WHAT YOU ARE ASKED TO DO ->
Update the records below by changing every "message-bubble-incoming" to "incoming-message", keeping everything else the same.

Source data
§ §
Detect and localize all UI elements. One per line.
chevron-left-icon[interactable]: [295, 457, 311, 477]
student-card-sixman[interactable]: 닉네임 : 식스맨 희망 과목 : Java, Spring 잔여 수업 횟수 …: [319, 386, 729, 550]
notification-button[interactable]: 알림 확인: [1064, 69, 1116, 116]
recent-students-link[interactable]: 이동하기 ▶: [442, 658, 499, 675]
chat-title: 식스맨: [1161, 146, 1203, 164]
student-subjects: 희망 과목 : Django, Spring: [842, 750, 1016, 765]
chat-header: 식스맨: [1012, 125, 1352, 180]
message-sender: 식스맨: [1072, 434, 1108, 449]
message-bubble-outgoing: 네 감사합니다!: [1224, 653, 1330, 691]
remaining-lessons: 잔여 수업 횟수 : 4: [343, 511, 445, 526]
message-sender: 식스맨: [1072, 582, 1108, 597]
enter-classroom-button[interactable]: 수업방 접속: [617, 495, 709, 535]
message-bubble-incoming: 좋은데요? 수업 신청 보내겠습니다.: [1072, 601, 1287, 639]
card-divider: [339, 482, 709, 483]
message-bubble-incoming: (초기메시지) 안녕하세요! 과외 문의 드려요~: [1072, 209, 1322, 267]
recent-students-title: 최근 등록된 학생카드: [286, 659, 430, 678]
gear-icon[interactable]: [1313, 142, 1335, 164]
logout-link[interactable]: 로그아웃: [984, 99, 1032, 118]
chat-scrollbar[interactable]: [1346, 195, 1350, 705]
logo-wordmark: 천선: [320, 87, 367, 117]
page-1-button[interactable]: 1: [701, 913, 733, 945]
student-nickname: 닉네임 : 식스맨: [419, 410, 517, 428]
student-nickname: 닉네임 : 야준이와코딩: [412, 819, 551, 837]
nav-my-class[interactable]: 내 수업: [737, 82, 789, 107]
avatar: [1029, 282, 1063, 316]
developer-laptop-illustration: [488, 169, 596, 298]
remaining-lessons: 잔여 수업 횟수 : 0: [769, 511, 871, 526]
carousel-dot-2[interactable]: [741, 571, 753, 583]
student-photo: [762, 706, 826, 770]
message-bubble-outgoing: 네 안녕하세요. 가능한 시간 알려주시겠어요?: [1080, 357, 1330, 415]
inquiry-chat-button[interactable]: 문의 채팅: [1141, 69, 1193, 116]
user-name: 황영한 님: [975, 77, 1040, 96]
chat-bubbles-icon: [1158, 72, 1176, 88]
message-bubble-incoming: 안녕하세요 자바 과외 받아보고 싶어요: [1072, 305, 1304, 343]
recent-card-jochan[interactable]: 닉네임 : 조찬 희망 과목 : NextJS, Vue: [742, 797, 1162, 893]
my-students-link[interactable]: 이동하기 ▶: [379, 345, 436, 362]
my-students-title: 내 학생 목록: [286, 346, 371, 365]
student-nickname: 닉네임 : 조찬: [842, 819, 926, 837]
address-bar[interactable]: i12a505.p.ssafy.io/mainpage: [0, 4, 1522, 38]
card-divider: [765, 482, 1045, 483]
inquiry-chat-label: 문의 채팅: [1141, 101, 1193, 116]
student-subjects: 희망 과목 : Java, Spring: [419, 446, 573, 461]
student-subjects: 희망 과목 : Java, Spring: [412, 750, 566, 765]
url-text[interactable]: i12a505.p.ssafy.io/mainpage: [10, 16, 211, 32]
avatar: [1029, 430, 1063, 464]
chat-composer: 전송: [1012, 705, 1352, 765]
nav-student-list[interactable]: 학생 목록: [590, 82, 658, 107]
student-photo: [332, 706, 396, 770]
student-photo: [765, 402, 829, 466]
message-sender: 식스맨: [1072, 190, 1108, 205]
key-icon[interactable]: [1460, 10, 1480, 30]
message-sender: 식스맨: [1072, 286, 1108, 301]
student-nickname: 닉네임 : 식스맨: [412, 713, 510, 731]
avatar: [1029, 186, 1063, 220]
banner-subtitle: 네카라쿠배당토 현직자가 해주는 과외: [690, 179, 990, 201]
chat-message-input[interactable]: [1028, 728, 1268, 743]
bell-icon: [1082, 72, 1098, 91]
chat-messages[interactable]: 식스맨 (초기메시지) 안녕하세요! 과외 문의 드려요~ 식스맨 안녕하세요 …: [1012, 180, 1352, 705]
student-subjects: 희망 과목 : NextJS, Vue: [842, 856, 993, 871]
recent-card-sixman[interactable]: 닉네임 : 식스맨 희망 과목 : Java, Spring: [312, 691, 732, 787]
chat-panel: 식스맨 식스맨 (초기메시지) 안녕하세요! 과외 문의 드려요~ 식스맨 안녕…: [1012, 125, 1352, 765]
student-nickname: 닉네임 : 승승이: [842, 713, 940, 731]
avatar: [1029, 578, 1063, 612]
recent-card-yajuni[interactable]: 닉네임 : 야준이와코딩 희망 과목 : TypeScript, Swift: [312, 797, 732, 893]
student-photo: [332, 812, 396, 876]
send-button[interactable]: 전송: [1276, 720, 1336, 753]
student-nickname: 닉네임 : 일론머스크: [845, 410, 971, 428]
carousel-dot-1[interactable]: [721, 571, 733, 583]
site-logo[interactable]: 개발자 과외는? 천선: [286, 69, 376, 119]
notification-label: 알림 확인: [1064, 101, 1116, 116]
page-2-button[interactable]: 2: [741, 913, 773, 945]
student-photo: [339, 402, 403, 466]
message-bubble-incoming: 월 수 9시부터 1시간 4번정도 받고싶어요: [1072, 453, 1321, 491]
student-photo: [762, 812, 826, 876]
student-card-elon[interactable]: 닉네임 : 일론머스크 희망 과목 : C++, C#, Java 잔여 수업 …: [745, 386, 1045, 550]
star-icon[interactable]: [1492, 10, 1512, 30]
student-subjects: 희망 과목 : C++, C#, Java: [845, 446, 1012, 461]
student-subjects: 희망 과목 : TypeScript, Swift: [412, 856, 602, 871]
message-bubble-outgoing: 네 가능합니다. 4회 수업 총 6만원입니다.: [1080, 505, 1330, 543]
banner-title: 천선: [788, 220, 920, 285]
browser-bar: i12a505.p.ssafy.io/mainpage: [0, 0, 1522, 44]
§ §
EXERCISE RESPONSE ->
Detect and localize all UI elements. One per line.
chevron-left-icon[interactable]: [295, 457, 311, 477]
student-card-sixman[interactable]: 닉네임 : 식스맨 희망 과목 : Java, Spring 잔여 수업 횟수 …: [319, 386, 729, 550]
notification-button[interactable]: 알림 확인: [1064, 69, 1116, 116]
recent-students-link[interactable]: 이동하기 ▶: [442, 658, 499, 675]
chat-title: 식스맨: [1161, 146, 1203, 164]
student-subjects: 희망 과목 : Django, Spring: [842, 750, 1016, 765]
chat-header: 식스맨: [1012, 125, 1352, 180]
message-sender: 식스맨: [1072, 434, 1108, 449]
message-bubble-outgoing: 네 감사합니다!: [1224, 653, 1330, 691]
remaining-lessons: 잔여 수업 횟수 : 4: [343, 511, 445, 526]
message-sender: 식스맨: [1072, 582, 1108, 597]
enter-classroom-button[interactable]: 수업방 접속: [617, 495, 709, 535]
incoming-message: 좋은데요? 수업 신청 보내겠습니다.: [1072, 601, 1287, 639]
card-divider: [339, 482, 709, 483]
incoming-message: (초기메시지) 안녕하세요! 과외 문의 드려요~: [1072, 209, 1322, 267]
recent-students-title: 최근 등록된 학생카드: [286, 659, 430, 678]
gear-icon[interactable]: [1313, 142, 1335, 164]
logout-link[interactable]: 로그아웃: [984, 99, 1032, 118]
chat-scrollbar[interactable]: [1346, 195, 1350, 705]
logo-wordmark: 천선: [320, 87, 367, 117]
page-1-button[interactable]: 1: [701, 913, 733, 945]
student-nickname: 닉네임 : 식스맨: [419, 410, 517, 428]
student-nickname: 닉네임 : 야준이와코딩: [412, 819, 551, 837]
nav-my-class[interactable]: 내 수업: [737, 82, 789, 107]
avatar: [1029, 282, 1063, 316]
developer-laptop-illustration: [488, 169, 596, 298]
remaining-lessons: 잔여 수업 횟수 : 0: [769, 511, 871, 526]
carousel-dot-2[interactable]: [741, 571, 753, 583]
student-photo: [762, 706, 826, 770]
message-bubble-outgoing: 네 안녕하세요. 가능한 시간 알려주시겠어요?: [1080, 357, 1330, 415]
inquiry-chat-button[interactable]: 문의 채팅: [1141, 69, 1193, 116]
user-name: 황영한 님: [975, 77, 1040, 96]
chat-bubbles-icon: [1158, 72, 1176, 88]
incoming-message: 안녕하세요 자바 과외 받아보고 싶어요: [1072, 305, 1304, 343]
recent-card-jochan[interactable]: 닉네임 : 조찬 희망 과목 : NextJS, Vue: [742, 797, 1162, 893]
my-students-link[interactable]: 이동하기 ▶: [379, 345, 436, 362]
my-students-title: 내 학생 목록: [286, 346, 371, 365]
student-nickname: 닉네임 : 조찬: [842, 819, 926, 837]
address-bar[interactable]: i12a505.p.ssafy.io/mainpage: [0, 4, 1522, 38]
card-divider: [765, 482, 1045, 483]
inquiry-chat-label: 문의 채팅: [1141, 101, 1193, 116]
student-subjects: 희망 과목 : Java, Spring: [419, 446, 573, 461]
student-subjects: 희망 과목 : Java, Spring: [412, 750, 566, 765]
url-text[interactable]: i12a505.p.ssafy.io/mainpage: [10, 16, 211, 32]
avatar: [1029, 430, 1063, 464]
chat-composer: 전송: [1012, 705, 1352, 765]
nav-student-list[interactable]: 학생 목록: [590, 82, 658, 107]
student-photo: [332, 706, 396, 770]
student-photo: [765, 402, 829, 466]
message-sender: 식스맨: [1072, 190, 1108, 205]
key-icon[interactable]: [1460, 10, 1480, 30]
message-sender: 식스맨: [1072, 286, 1108, 301]
student-nickname: 닉네임 : 식스맨: [412, 713, 510, 731]
avatar: [1029, 186, 1063, 220]
banner-subtitle: 네카라쿠배당토 현직자가 해주는 과외: [690, 179, 990, 201]
chat-message-input[interactable]: [1028, 728, 1268, 743]
bell-icon: [1082, 72, 1098, 91]
chat-messages[interactable]: 식스맨 (초기메시지) 안녕하세요! 과외 문의 드려요~ 식스맨 안녕하세요 …: [1012, 180, 1352, 705]
student-subjects: 희망 과목 : NextJS, Vue: [842, 856, 993, 871]
recent-card-sixman[interactable]: 닉네임 : 식스맨 희망 과목 : Java, Spring: [312, 691, 732, 787]
chat-panel: 식스맨 식스맨 (초기메시지) 안녕하세요! 과외 문의 드려요~ 식스맨 안녕…: [1012, 125, 1352, 765]
student-nickname: 닉네임 : 승승이: [842, 713, 940, 731]
avatar: [1029, 578, 1063, 612]
recent-card-yajuni[interactable]: 닉네임 : 야준이와코딩 희망 과목 : TypeScript, Swift: [312, 797, 732, 893]
student-photo: [332, 812, 396, 876]
send-button[interactable]: 전송: [1276, 720, 1336, 753]
student-nickname: 닉네임 : 일론머스크: [845, 410, 971, 428]
carousel-dot-1[interactable]: [721, 571, 733, 583]
site-logo[interactable]: 개발자 과외는? 천선: [286, 69, 376, 119]
notification-label: 알림 확인: [1064, 101, 1116, 116]
page-2-button[interactable]: 2: [741, 913, 773, 945]
student-photo: [339, 402, 403, 466]
incoming-message: 월 수 9시부터 1시간 4번정도 받고싶어요: [1072, 453, 1321, 491]
student-photo: [762, 812, 826, 876]
student-card-elon[interactable]: 닉네임 : 일론머스크 희망 과목 : C++, C#, Java 잔여 수업 …: [745, 386, 1045, 550]
star-icon[interactable]: [1492, 10, 1512, 30]
student-subjects: 희망 과목 : C++, C#, Java: [845, 446, 1012, 461]
student-subjects: 희망 과목 : TypeScript, Swift: [412, 856, 602, 871]
message-bubble-outgoing: 네 가능합니다. 4회 수업 총 6만원입니다.: [1080, 505, 1330, 543]
banner-title: 천선: [788, 220, 920, 285]
browser-bar: i12a505.p.ssafy.io/mainpage: [0, 0, 1522, 44]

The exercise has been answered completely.